§ **Seçilmiş bölüm**:
Üçgen
Üçgen, geometrinin temel şekillerinden biridir. Müselles veya üç bucak da denilen üçgen, birbirine doğrusal olmayan üç noktayı birleştiren üç doğru parçasının birleşimidir. Üç köşesi ve bu köşeleri birleştiren doğru parçalardan oluşan üç kenarı mevcuttur. Üçgenle ilgili bilimsel açıklamalar yapmak için milattan önce 300. yıllarda yaşamış Öklid’e kadar gitmek ve oradan tekrar günümüze yolculuk edip Albert Einstein’e gelmek çok zaman alacağı için ve burada o kadar zamanı yazacak yerimiz olmadığı için bilimsel açıklamalara haddimi aşmayarak girmeyeceğim. Benim değinmek istediğim üçgenin köşeleri ve bir üçgen içerisinde sosyal ve siyasal nelerin olabileceği hakkında görüşlerimi paylaşmaktır.
“Loo, Hüso, geçenlerde bizim Şıh Efendi Hazretlerini düşman pusuya düşürmüş ve etrafını çevirmiş. Bir savaş başlamış ki deme getsin. Şıh efendi kılıncını çekmiş bir savurmuş, bin tane düşman ölmüş, bir daha savurmuş bin tane daha ölmüş, ama düşman en az elli bin tane. Demiş ki, bu kadar cana kıymayım, ayağını bir atmış dağın öbür tarafına geçmiş.”
“Deme lan Abdo, kim görmüş, kim dedi?”
“Bizim ağa dedi lo, ağamız dedi.”
“Bu baklava çok güzel bir şey herhalde”.

§ **Kayıtlı veriler**:

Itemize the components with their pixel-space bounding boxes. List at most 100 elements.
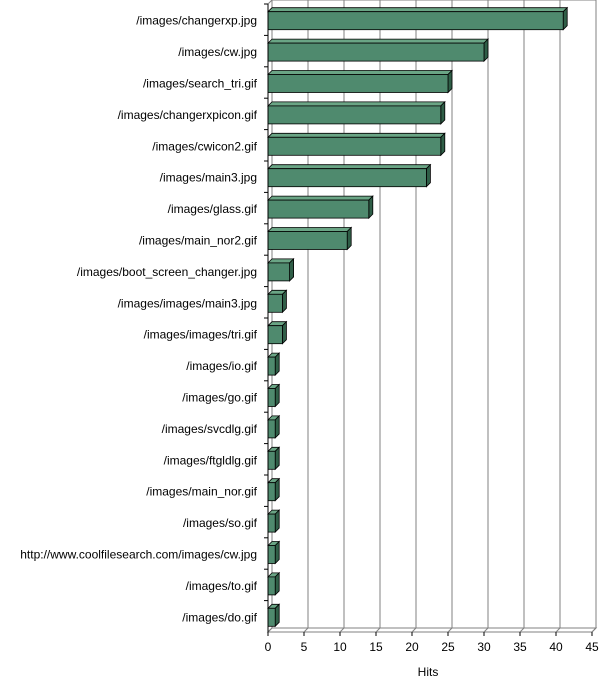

§ **İstenen soru**:
Seçilmiş bölüme göre aşağıdaki soruların yanıtı nedir?
1. Üçgene başka hangi iki ad verilir?
2. Öklid hangi yıllarda yaşamıştır?
3. Şıh Efendi kılıcını her savurduğunda kaç düşman ölmüştür?

§ **Sorunun yanıtı**:
1. Müselles ve üç bucak.
2. Milattan önce 300. yıllarda.
3. Bin.